((

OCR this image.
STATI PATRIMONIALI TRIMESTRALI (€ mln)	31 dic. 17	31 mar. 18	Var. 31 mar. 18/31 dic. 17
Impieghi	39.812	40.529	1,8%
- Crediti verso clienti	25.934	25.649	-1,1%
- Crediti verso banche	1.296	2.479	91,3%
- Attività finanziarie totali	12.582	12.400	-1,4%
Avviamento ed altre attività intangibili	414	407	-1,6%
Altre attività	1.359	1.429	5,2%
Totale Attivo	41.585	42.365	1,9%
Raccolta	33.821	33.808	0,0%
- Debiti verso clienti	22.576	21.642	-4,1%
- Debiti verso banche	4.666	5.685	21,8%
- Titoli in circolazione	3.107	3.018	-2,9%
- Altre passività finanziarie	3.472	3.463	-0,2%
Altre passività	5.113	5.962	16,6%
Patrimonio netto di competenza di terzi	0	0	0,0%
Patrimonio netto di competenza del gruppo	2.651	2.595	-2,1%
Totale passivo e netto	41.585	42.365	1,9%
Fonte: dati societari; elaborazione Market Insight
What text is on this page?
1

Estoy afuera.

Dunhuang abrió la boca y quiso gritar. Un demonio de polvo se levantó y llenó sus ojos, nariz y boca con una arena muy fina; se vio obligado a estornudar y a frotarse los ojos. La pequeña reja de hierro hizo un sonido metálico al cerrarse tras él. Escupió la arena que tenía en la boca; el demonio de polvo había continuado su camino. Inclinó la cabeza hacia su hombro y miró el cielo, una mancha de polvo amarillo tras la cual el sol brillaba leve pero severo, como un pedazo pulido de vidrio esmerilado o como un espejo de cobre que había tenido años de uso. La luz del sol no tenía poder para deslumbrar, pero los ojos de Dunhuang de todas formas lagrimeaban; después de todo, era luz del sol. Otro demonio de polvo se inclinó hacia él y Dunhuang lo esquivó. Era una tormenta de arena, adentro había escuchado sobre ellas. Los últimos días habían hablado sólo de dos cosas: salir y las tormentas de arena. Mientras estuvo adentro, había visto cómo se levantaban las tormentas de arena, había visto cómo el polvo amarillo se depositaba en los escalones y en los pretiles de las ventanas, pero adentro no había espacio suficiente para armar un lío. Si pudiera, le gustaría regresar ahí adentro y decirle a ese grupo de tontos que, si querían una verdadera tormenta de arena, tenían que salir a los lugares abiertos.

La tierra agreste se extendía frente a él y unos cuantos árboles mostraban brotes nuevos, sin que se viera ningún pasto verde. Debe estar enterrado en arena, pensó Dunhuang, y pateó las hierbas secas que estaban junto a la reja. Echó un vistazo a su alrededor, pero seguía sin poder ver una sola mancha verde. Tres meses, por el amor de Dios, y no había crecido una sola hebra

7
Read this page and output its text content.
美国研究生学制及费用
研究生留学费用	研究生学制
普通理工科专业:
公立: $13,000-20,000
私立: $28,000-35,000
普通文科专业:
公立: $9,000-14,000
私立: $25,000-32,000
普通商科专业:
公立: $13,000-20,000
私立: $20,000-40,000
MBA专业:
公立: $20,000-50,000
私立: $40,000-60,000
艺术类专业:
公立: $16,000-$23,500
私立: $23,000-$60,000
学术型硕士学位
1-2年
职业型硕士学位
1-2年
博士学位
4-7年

))

- _GOAL_
All of the data needs to be printed once more, exactly.

- _FINISHED ANSWER_
OCR this image.
STATI PATRIMONIALI TRIMESTRALI (€ mln)	31 dic. 17	31 mar. 18	Var. 31 mar. 18/31 dic. 17
Impieghi	39.812	40.529	1,8%
- Crediti verso clienti	25.934	25.649	-1,1%
- Crediti verso banche	1.296	2.479	91,3%
- Attività finanziarie totali	12.582	12.400	-1,4%
Avviamento ed altre attività intangibili	414	407	-1,6%
Altre attività	1.359	1.429	5,2%
Totale Attivo	41.585	42.365	1,9%
Raccolta	33.821	33.808	0,0%
- Debiti verso clienti	22.576	21.642	-4,1%
- Debiti verso banche	4.666	5.685	21,8%
- Titoli in circolazione	3.107	3.018	-2,9%
- Altre passività finanziarie	3.472	3.463	-0,2%
Altre passività	5.113	5.962	16,6%
Patrimonio netto di competenza di terzi	0	0	0,0%
Patrimonio netto di competenza del gruppo	2.651	2.595	-2,1%
Totale passivo e netto	41.585	42.365	1,9%
Fonte: dati societari; elaborazione Market Insight
What text is on this page?
1

Estoy afuera.

Dunhuang abrió la boca y quiso gritar. Un demonio de polvo se levantó y llenó sus ojos, nariz y boca con una arena muy fina; se vio obligado a estornudar y a frotarse los ojos. La pequeña reja de hierro hizo un sonido metálico al cerrarse tras él. Escupió la arena que tenía en la boca; el demonio de polvo había continuado su camino. Inclinó la cabeza hacia su hombro y miró el cielo, una mancha de polvo amarillo tras la cual el sol brillaba leve pero severo, como un pedazo pulido de vidrio esmerilado o como un espejo de cobre que había tenido años de uso. La luz del sol no tenía poder para deslumbrar, pero los ojos de Dunhuang de todas formas lagrimeaban; después de todo, era luz del sol. Otro demonio de polvo se inclinó hacia él y Dunhuang lo esquivó. Era una tormenta de arena, adentro había escuchado sobre ellas. Los últimos días habían hablado sólo de dos cosas: salir y las tormentas de arena. Mientras estuvo adentro, había visto cómo se levantaban las tormentas de arena, había visto cómo el polvo amarillo se depositaba en los escalones y en los pretiles de las ventanas, pero adentro no había espacio suficiente para armar un lío. Si pudiera, le gustaría regresar ahí adentro y decirle a ese grupo de tontos que, si querían una verdadera tormenta de arena, tenían que salir a los lugares abiertos.

La tierra agreste se extendía frente a él y unos cuantos árboles mostraban brotes nuevos, sin que se viera ningún pasto verde. Debe estar enterrado en arena, pensó Dunhuang, y pateó las hierbas secas que estaban junto a la reja. Echó un vistazo a su alrededor, pero seguía sin poder ver una sola mancha verde. Tres meses, por el amor de Dios, y no había crecido una sola hebra

7
Read this page and output its text content.
美国研究生学制及费用
研究生留学费用	研究生学制
普通理工科专业:
公立: $13,000-20,000
私立: $28,000-35,000
普通文科专业:
公立: $9,000-14,000
私立: $25,000-32,000
普通商科专业:
公立: $13,000-20,000
私立: $20,000-40,000
MBA专业:
公立: $20,000-50,000
私立: $40,000-60,000
艺术类专业:
公立: $16,000-$23,500
私立: $23,000-$60,000
学术型硕士学位
1-2年
职业型硕士学位
1-2年
博士学位
4-7年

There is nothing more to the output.